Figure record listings
-=-=-=-=-
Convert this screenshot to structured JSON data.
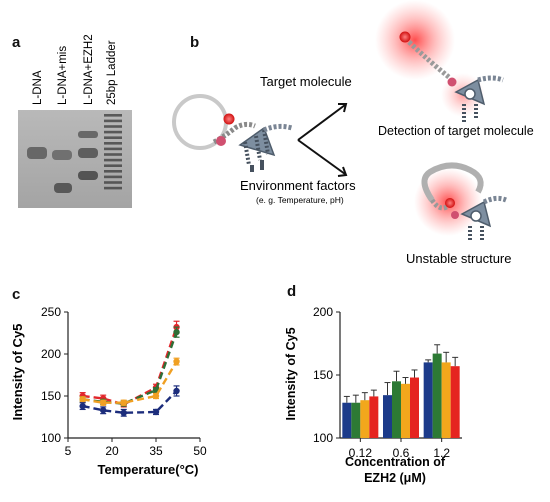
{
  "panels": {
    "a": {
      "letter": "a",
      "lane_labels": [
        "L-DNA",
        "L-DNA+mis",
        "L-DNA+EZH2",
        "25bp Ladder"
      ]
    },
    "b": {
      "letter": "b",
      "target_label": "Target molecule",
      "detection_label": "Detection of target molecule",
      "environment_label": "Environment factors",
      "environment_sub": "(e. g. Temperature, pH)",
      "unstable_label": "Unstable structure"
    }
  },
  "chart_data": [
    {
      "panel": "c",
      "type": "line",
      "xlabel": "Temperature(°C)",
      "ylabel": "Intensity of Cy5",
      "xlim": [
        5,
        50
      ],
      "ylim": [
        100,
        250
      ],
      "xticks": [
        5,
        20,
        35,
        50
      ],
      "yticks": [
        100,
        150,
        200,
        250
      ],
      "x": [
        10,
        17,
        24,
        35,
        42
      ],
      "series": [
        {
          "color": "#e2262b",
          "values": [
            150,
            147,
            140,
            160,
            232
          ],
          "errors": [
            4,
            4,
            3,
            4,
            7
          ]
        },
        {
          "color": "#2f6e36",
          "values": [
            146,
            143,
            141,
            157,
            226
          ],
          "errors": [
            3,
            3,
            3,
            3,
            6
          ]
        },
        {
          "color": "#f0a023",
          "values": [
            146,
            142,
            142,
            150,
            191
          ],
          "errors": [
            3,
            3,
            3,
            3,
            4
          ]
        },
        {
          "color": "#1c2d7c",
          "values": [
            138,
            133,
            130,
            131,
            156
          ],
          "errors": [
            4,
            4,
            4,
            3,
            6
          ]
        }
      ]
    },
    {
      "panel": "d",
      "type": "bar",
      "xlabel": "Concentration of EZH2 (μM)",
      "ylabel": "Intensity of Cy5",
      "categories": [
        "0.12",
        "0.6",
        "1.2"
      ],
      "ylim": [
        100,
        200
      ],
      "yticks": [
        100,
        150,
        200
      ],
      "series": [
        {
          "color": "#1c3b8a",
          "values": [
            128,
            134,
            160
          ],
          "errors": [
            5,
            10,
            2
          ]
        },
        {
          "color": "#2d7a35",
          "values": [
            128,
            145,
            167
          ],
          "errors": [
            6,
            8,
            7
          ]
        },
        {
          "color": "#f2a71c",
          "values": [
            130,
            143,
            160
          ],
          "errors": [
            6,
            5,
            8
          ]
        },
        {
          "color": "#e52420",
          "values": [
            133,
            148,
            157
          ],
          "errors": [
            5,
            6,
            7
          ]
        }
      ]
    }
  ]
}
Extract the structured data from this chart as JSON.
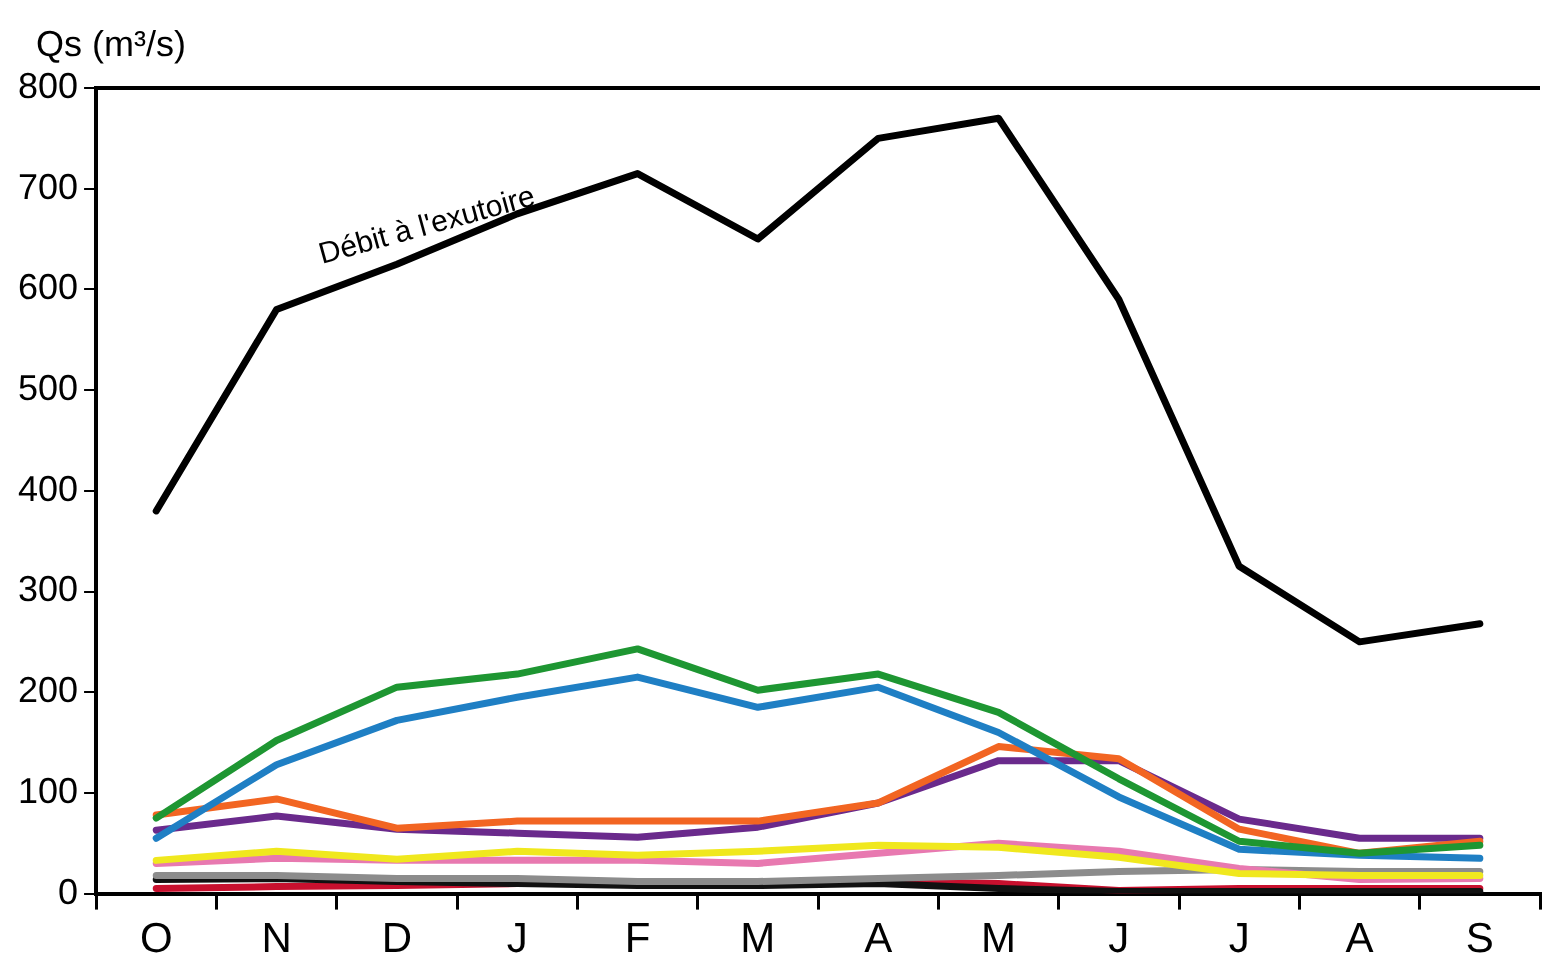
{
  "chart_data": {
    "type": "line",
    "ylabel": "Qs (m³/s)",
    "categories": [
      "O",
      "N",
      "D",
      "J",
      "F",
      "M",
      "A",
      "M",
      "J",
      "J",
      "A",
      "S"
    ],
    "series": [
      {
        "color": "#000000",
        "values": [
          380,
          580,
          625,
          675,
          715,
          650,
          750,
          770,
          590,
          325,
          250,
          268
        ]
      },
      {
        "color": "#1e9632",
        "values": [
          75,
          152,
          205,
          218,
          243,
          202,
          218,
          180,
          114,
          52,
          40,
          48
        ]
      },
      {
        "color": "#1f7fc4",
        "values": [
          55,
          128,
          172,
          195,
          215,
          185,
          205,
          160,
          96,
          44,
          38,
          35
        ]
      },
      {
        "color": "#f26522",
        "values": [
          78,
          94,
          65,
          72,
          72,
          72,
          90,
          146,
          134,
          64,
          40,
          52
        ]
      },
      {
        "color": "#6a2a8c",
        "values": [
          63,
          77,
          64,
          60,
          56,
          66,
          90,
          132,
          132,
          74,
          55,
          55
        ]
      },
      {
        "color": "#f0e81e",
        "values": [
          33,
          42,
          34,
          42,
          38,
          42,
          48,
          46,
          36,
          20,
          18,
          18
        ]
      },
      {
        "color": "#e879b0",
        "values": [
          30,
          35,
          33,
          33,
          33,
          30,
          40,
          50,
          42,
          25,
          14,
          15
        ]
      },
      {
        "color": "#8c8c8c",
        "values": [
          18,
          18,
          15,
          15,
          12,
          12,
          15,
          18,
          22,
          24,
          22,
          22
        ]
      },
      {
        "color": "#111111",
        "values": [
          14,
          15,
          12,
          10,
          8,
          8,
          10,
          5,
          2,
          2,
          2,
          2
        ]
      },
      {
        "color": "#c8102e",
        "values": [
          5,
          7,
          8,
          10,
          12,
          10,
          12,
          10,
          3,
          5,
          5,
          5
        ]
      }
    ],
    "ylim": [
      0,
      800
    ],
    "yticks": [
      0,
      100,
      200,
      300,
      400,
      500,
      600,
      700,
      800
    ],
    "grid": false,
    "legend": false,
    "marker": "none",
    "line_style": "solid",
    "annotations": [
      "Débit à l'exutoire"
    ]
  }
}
-=-=-=-=-
Reproduce every record above exactly, omitting the pictures.

Convert this screenshot to structured JSON data.
{
  "panels": {
    "a": {
      "letter": "a",
      "lane_labels": [
        "L-DNA",
        "L-DNA+mis",
        "L-DNA+EZH2",
        "25bp Ladder"
      ]
    },
    "b": {
      "letter": "b",
      "target_label": "Target molecule",
      "detection_label": "Detection of target molecule",
      "environment_label": "Environment factors",
      "environment_sub": "(e. g. Temperature, pH)",
      "unstable_label": "Unstable structure"
    }
  },
  "chart_data": [
    {
      "panel": "c",
      "type": "line",
      "xlabel": "Temperature(°C)",
      "ylabel": "Intensity of Cy5",
      "xlim": [
        5,
        50
      ],
      "ylim": [
        100,
        250
      ],
      "xticks": [
        5,
        20,
        35,
        50
      ],
      "yticks": [
        100,
        150,
        200,
        250
      ],
      "x": [
        10,
        17,
        24,
        35,
        42
      ],
      "series": [
        {
          "color": "#e2262b",
          "values": [
            150,
            147,
            140,
            160,
            232
          ],
          "errors": [
            4,
            4,
            3,
            4,
            7
          ]
        },
        {
          "color": "#2f6e36",
          "values": [
            146,
            143,
            141,
            157,
            226
          ],
          "errors": [
            3,
            3,
            3,
            3,
            6
          ]
        },
        {
          "color": "#f0a023",
          "values": [
            146,
            142,
            142,
            150,
            191
          ],
          "errors": [
            3,
            3,
            3,
            3,
            4
          ]
        },
        {
          "color": "#1c2d7c",
          "values": [
            138,
            133,
            130,
            131,
            156
          ],
          "errors": [
            4,
            4,
            4,
            3,
            6
          ]
        }
      ]
    },
    {
      "panel": "d",
      "type": "bar",
      "xlabel": "Concentration of EZH2 (μM)",
      "ylabel": "Intensity of Cy5",
      "categories": [
        "0.12",
        "0.6",
        "1.2"
      ],
      "ylim": [
        100,
        200
      ],
      "yticks": [
        100,
        150,
        200
      ],
      "series": [
        {
          "color": "#1c3b8a",
          "values": [
            128,
            134,
            160
          ],
          "errors": [
            5,
            10,
            2
          ]
        },
        {
          "color": "#2d7a35",
          "values": [
            128,
            145,
            167
          ],
          "errors": [
            6,
            8,
            7
          ]
        },
        {
          "color": "#f2a71c",
          "values": [
            130,
            143,
            160
          ],
          "errors": [
            6,
            5,
            8
          ]
        },
        {
          "color": "#e52420",
          "values": [
            133,
            148,
            157
          ],
          "errors": [
            5,
            6,
            7
          ]
        }
      ]
    }
  ]
}
Extract the structured data from this chart as JSON.
{
  "chart_data": {
    "type": "line",
    "ylabel": "Qs (m³/s)",
    "categories": [
      "O",
      "N",
      "D",
      "J",
      "F",
      "M",
      "A",
      "M",
      "J",
      "J",
      "A",
      "S"
    ],
    "series": [
      {
        "color": "#000000",
        "values": [
          380,
          580,
          625,
          675,
          715,
          650,
          750,
          770,
          590,
          325,
          250,
          268
        ]
      },
      {
        "color": "#1e9632",
        "values": [
          75,
          152,
          205,
          218,
          243,
          202,
          218,
          180,
          114,
          52,
          40,
          48
        ]
      },
      {
        "color": "#1f7fc4",
        "values": [
          55,
          128,
          172,
          195,
          215,
          185,
          205,
          160,
          96,
          44,
          38,
          35
        ]
      },
      {
        "color": "#f26522",
        "values": [
          78,
          94,
          65,
          72,
          72,
          72,
          90,
          146,
          134,
          64,
          40,
          52
        ]
      },
      {
        "color": "#6a2a8c",
        "values": [
          63,
          77,
          64,
          60,
          56,
          66,
          90,
          132,
          132,
          74,
          55,
          55
        ]
      },
      {
        "color": "#f0e81e",
        "values": [
          33,
          42,
          34,
          42,
          38,
          42,
          48,
          46,
          36,
          20,
          18,
          18
        ]
      },
      {
        "color": "#e879b0",
        "values": [
          30,
          35,
          33,
          33,
          33,
          30,
          40,
          50,
          42,
          25,
          14,
          15
        ]
      },
      {
        "color": "#8c8c8c",
        "values": [
          18,
          18,
          15,
          15,
          12,
          12,
          15,
          18,
          22,
          24,
          22,
          22
        ]
      },
      {
        "color": "#111111",
        "values": [
          14,
          15,
          12,
          10,
          8,
          8,
          10,
          5,
          2,
          2,
          2,
          2
        ]
      },
      {
        "color": "#c8102e",
        "values": [
          5,
          7,
          8,
          10,
          12,
          10,
          12,
          10,
          3,
          5,
          5,
          5
        ]
      }
    ],
    "ylim": [
      0,
      800
    ],
    "yticks": [
      0,
      100,
      200,
      300,
      400,
      500,
      600,
      700,
      800
    ],
    "grid": false,
    "legend": false,
    "marker": "none",
    "line_style": "solid",
    "annotations": [
      "Débit à l'exutoire"
    ]
  }
}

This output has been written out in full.